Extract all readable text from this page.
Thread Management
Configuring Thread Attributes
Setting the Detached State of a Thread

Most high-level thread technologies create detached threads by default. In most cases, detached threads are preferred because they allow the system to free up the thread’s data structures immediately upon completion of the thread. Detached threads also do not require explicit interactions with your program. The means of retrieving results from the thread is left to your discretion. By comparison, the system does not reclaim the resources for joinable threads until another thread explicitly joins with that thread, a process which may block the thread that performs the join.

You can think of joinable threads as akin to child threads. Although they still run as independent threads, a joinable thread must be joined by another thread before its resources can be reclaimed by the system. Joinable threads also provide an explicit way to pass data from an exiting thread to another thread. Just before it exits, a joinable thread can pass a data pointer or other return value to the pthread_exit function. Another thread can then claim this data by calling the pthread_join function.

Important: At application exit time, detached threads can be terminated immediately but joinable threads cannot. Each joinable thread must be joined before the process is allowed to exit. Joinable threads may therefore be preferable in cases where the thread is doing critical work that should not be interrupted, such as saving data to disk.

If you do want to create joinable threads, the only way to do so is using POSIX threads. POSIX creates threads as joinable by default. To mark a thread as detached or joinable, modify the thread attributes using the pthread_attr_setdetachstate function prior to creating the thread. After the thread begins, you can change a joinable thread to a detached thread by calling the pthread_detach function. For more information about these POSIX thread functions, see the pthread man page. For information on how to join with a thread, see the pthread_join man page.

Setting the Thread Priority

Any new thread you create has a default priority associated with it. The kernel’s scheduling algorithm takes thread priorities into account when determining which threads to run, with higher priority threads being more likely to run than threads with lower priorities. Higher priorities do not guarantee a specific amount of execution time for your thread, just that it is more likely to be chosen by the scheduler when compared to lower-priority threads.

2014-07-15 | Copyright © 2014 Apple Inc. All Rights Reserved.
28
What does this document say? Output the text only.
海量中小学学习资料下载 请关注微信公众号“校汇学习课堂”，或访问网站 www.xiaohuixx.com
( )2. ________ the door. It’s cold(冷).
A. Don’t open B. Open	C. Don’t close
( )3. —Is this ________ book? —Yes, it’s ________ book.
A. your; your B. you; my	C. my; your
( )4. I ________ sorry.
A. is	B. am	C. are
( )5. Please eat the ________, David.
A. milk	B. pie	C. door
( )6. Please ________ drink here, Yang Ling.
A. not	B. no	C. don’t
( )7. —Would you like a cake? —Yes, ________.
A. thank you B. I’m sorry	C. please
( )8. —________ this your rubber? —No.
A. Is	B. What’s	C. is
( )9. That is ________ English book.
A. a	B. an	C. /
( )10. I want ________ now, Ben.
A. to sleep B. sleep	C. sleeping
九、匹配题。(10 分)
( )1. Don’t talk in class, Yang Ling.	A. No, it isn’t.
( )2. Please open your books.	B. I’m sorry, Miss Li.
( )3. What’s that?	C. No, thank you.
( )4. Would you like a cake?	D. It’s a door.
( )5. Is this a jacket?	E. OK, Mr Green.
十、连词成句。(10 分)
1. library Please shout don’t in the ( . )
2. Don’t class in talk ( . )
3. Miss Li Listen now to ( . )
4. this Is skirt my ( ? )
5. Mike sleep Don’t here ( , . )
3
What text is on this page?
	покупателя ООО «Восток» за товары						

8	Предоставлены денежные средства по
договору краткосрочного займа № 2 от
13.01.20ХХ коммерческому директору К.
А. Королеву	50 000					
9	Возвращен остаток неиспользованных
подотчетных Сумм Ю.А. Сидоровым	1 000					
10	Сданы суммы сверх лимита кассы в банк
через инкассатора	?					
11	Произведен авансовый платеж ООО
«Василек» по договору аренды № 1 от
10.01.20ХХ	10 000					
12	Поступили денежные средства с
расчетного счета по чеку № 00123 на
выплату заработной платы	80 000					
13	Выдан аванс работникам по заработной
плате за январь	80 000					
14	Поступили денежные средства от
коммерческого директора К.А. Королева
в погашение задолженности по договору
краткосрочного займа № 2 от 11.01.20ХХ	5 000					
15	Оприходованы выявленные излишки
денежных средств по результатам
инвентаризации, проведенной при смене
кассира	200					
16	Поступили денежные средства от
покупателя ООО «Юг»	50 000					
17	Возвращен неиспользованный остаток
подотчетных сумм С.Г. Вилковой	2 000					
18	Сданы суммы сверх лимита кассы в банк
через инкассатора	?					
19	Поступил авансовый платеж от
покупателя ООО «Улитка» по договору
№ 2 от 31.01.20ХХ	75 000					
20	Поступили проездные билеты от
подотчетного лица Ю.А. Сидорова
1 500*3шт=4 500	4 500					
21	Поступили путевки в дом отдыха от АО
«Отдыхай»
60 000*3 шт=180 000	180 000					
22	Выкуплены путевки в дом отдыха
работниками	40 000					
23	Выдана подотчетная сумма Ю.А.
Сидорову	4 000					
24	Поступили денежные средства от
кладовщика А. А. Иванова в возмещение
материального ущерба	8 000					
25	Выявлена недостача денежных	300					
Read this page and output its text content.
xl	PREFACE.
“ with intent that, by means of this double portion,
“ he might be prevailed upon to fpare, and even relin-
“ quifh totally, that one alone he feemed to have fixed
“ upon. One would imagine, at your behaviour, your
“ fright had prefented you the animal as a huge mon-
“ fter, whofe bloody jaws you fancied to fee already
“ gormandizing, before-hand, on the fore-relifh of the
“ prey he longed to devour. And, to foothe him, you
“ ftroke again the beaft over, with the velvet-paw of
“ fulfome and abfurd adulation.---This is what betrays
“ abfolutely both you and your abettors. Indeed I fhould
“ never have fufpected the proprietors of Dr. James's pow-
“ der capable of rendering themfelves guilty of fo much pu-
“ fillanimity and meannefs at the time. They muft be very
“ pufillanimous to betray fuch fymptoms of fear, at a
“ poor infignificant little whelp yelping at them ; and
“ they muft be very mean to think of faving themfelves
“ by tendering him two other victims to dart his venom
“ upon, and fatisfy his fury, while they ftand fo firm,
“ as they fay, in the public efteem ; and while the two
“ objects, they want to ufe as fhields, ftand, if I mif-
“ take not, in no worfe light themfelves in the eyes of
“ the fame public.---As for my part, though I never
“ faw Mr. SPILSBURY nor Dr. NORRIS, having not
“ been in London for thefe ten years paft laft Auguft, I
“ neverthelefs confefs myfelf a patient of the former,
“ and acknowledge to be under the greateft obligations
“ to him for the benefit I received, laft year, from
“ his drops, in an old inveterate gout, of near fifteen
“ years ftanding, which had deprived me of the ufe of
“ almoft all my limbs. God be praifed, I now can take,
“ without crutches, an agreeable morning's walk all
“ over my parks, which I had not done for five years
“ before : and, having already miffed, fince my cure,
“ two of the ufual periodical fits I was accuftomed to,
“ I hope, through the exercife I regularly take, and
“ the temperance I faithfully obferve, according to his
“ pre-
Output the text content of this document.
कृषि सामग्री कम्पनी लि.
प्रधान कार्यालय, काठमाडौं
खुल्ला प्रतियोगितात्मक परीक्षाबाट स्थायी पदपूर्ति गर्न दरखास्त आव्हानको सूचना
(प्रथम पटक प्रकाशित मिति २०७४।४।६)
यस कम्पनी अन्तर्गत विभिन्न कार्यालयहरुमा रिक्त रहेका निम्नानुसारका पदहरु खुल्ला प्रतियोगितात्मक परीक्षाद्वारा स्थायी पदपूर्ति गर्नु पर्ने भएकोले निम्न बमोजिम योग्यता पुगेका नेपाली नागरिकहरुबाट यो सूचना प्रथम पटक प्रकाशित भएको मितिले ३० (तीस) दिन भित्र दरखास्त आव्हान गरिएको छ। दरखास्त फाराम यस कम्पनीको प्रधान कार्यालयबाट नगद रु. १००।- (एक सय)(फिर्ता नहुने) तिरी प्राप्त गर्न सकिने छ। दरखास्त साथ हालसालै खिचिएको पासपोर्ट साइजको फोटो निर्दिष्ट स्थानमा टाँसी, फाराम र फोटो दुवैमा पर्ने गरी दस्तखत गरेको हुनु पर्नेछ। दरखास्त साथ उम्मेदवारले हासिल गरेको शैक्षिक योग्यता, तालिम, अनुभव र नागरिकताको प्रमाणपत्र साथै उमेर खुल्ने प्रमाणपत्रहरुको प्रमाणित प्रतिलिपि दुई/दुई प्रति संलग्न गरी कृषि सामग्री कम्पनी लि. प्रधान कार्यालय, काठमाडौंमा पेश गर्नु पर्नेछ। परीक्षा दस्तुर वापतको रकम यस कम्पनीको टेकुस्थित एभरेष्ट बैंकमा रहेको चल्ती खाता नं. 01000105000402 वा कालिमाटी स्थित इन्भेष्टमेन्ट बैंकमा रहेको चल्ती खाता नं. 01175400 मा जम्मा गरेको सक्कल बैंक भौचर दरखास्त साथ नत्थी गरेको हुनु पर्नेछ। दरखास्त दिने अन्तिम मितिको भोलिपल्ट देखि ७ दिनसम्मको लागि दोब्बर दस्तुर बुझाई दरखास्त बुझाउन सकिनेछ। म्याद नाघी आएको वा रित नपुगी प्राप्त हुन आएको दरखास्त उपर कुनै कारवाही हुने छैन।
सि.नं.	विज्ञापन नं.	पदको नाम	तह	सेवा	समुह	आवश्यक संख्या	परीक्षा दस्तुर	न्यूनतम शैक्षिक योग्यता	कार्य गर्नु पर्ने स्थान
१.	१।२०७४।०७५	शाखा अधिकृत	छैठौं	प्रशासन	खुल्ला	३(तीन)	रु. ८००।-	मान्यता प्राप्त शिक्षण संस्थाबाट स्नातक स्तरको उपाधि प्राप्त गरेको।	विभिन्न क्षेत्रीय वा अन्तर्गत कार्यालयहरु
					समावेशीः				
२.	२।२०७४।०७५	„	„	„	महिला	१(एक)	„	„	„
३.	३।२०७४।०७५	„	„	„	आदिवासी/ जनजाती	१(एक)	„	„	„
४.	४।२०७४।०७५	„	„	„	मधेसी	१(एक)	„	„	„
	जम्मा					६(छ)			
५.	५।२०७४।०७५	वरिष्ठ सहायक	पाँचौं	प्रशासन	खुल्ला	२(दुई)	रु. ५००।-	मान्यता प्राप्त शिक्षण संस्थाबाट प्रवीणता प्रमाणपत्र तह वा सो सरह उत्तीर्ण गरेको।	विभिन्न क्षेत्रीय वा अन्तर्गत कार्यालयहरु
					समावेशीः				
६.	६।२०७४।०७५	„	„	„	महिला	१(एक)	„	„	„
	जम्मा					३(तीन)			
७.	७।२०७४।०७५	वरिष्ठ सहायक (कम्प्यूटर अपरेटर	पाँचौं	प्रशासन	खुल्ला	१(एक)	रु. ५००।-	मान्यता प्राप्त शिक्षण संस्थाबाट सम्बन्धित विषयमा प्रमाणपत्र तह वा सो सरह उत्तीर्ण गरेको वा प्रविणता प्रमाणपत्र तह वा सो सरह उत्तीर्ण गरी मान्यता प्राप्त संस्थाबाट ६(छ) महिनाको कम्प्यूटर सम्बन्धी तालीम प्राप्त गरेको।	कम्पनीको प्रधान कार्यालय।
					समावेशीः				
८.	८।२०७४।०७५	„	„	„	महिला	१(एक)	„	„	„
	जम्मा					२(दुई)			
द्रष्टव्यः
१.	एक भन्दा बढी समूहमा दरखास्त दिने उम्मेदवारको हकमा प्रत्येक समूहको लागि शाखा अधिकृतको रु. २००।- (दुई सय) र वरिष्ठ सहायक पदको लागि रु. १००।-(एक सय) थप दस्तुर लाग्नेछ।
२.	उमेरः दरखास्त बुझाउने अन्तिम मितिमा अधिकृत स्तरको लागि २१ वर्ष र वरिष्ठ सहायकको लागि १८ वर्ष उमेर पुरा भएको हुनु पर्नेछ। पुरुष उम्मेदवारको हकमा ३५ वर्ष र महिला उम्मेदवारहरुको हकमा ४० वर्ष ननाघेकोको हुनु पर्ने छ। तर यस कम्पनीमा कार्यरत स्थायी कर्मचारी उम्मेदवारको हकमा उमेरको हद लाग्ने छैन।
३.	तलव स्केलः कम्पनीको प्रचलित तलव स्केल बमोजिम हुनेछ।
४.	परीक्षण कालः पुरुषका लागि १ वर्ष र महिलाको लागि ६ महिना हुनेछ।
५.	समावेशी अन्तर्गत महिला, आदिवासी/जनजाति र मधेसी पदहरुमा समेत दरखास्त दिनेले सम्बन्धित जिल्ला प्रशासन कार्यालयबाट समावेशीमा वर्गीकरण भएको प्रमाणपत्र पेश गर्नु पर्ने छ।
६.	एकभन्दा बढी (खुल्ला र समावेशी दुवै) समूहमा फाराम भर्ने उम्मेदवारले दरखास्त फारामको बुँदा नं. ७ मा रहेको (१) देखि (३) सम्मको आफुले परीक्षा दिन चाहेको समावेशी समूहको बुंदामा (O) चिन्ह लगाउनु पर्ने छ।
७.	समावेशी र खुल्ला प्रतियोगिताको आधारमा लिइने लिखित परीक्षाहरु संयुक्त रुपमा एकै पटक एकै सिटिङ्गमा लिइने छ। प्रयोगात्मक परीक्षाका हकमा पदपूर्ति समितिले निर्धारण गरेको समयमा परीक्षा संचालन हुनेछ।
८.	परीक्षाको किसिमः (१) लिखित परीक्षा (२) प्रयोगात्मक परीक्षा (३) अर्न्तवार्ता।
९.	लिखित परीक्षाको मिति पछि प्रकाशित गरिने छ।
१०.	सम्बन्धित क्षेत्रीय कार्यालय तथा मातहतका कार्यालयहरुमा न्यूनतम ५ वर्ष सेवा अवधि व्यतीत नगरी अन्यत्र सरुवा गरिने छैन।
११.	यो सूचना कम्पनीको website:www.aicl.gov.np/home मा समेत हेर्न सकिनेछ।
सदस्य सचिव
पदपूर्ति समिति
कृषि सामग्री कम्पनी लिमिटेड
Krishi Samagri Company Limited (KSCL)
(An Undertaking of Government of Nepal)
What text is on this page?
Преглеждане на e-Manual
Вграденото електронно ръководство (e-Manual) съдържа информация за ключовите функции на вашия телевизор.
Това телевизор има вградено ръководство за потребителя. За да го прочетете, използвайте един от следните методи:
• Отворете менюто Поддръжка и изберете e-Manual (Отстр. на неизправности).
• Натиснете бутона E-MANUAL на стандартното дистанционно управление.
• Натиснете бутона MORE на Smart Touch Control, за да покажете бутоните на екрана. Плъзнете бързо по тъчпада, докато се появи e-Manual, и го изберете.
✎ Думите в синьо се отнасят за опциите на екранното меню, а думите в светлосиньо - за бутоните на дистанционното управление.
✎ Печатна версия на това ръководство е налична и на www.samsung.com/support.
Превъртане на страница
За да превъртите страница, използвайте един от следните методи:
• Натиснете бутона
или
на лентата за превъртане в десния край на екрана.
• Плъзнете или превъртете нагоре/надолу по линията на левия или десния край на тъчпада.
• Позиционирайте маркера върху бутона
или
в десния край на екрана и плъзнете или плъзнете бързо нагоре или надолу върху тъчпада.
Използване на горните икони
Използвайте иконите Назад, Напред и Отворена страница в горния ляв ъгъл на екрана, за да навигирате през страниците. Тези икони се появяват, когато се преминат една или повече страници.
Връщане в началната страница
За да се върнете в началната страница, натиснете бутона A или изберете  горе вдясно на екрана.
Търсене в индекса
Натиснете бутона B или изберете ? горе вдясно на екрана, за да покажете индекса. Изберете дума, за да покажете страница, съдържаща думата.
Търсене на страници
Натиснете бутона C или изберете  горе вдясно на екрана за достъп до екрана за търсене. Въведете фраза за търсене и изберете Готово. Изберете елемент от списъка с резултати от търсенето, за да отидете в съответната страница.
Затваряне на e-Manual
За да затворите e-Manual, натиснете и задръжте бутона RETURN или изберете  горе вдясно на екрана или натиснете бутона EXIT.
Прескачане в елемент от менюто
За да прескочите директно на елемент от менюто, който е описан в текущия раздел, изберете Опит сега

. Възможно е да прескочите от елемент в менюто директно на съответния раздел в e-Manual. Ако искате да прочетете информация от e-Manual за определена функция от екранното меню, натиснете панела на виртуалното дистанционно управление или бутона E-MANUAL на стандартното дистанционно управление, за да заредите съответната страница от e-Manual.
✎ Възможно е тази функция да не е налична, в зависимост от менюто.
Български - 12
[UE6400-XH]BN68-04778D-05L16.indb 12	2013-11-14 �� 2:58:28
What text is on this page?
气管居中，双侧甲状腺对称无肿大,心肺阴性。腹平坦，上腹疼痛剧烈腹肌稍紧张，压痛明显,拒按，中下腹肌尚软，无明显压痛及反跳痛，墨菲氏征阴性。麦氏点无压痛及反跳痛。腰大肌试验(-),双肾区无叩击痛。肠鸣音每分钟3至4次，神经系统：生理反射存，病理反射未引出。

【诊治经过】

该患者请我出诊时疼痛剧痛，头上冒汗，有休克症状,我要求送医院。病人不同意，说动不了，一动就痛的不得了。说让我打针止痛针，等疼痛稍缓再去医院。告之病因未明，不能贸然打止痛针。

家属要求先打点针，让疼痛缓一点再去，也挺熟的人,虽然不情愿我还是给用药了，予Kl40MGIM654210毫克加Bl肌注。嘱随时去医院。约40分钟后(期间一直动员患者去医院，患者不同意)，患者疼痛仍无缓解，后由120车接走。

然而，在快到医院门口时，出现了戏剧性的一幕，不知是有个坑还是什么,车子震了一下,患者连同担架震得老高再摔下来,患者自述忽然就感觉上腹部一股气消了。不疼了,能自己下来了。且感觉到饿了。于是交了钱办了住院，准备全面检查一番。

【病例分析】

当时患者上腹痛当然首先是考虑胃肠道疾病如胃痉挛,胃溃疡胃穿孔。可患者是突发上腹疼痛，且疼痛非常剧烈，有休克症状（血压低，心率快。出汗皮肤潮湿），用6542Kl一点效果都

+ + +

What needs to be done
How many lines of the records contain the string "авансовый"? Respond with the number alone.

Answer to the task
2